## Set task
Comb the records below for the string "Pressure" and copy each line where it turns up.

## Input data

--- start ---

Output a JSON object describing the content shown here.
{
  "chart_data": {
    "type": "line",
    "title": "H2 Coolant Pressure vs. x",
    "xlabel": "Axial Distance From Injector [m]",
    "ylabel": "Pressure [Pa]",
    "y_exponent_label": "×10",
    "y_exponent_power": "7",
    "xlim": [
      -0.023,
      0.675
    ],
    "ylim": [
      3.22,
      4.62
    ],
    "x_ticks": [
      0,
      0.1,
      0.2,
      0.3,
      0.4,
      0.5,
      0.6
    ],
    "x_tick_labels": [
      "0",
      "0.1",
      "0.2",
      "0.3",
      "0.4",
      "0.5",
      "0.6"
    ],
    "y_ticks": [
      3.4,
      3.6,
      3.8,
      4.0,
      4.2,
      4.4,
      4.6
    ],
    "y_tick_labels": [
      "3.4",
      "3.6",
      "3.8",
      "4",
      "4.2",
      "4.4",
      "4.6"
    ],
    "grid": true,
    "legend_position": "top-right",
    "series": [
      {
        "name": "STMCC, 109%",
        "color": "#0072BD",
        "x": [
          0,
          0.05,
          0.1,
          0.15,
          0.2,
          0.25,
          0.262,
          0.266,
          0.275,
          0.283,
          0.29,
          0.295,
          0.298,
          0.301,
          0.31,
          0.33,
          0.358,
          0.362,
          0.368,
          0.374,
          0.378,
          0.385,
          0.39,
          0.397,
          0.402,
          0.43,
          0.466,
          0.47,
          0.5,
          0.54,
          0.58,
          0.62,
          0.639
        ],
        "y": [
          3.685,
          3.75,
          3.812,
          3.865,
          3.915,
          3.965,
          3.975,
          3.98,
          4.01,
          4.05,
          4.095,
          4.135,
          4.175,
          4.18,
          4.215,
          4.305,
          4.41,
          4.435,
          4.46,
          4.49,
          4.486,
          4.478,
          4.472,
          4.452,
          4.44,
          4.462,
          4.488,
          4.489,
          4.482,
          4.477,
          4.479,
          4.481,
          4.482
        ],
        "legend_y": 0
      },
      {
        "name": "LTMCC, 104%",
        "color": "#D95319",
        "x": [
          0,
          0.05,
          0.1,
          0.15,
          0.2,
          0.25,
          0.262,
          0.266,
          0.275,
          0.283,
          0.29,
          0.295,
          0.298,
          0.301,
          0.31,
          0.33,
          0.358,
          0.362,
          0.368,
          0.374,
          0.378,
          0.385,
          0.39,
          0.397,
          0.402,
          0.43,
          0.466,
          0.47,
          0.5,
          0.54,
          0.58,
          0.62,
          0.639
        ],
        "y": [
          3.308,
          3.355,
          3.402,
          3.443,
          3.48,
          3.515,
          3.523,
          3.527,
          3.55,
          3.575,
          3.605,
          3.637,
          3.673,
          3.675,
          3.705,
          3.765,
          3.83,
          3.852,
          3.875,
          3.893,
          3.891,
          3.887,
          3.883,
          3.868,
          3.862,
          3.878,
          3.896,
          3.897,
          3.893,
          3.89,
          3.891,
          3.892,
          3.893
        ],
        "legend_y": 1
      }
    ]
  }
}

--- end ---

## The response
    "title": "H2 Coolant Pressure vs. x",
    "ylabel": "Pressure [Pa]",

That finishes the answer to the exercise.